§ DIRECTIONS:
Produce an exact copy of all the data below, dropping every image.

§ RECORD LIST:
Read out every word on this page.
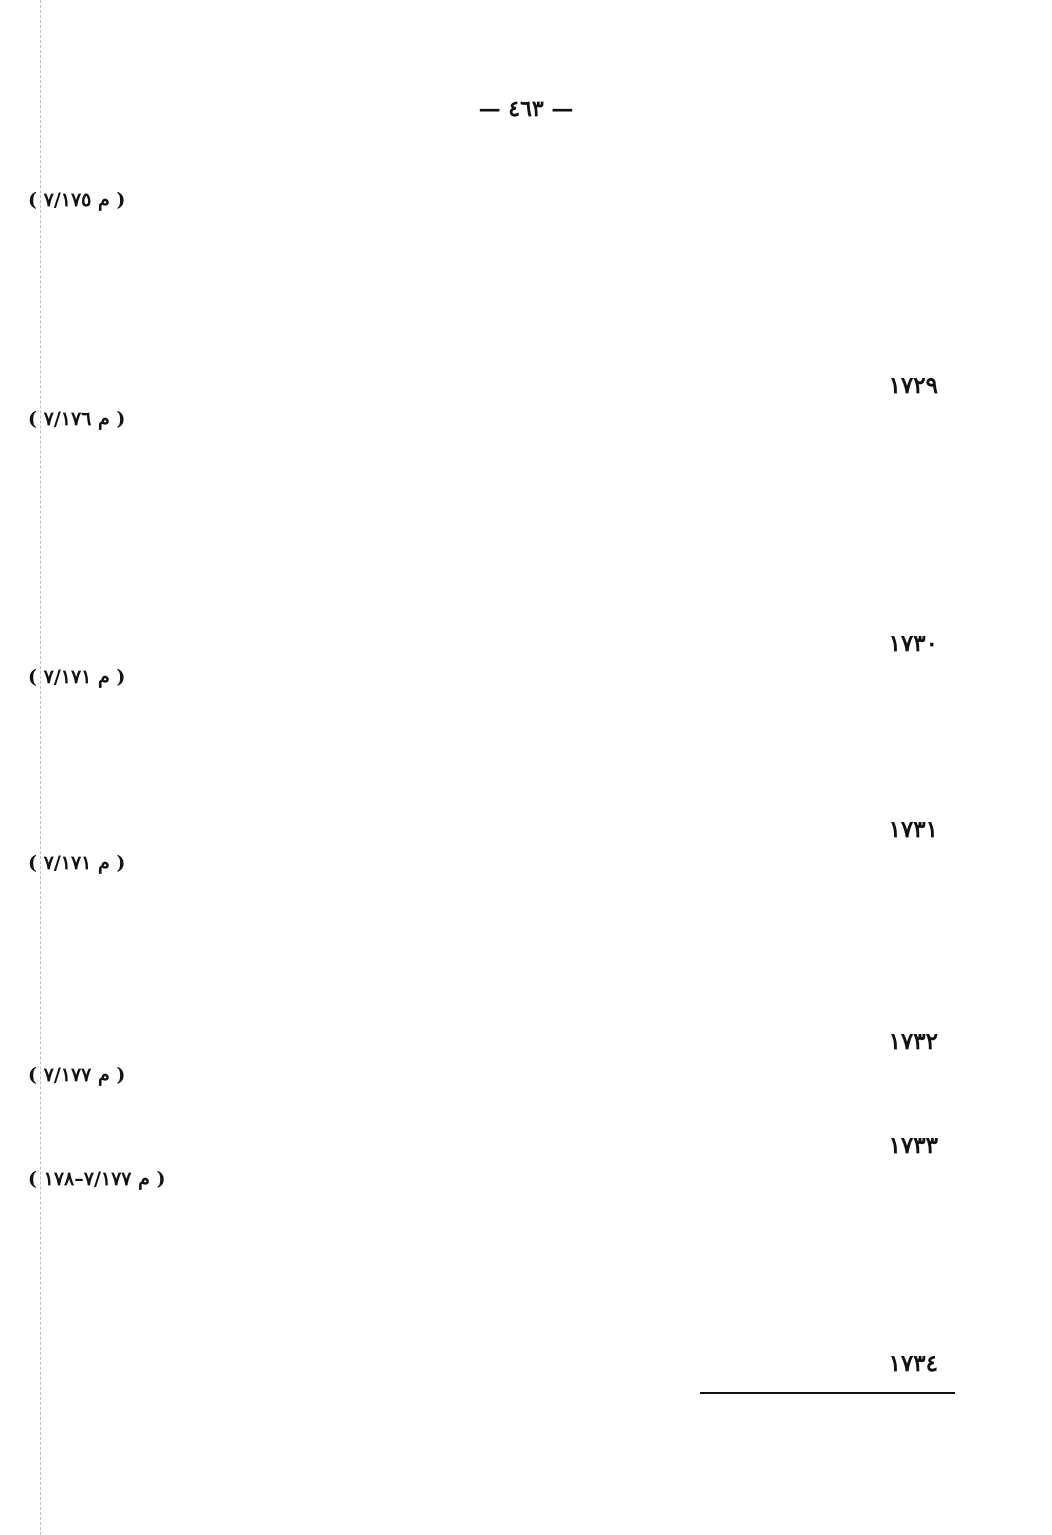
— ٤٦٣ —
( م ٧/١٧٥ )
١٧٢٩
( م ٧/١٧٦ )
١٧٣٠
( م ٧/١٧١ )
١٧٣١
( م ٧/١٧١ )
١٧٣٢
( م ٧/١٧٧ )
١٧٣٣
( م ٧/١٧٧–١٧٨ )
١٧٣٤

§ ANSWER TO THIS TASK:
Read out every word on this page.
— ٤٦٣ —
( م ٧/١٧٥ )
١٧٢٩
( م ٧/١٧٦ )
١٧٣٠
( م ٧/١٧١ )
١٧٣١
( م ٧/١٧١ )
١٧٣٢
( م ٧/١٧٧ )
١٧٣٣
( م ٧/١٧٧–١٧٨ )
١٧٣٤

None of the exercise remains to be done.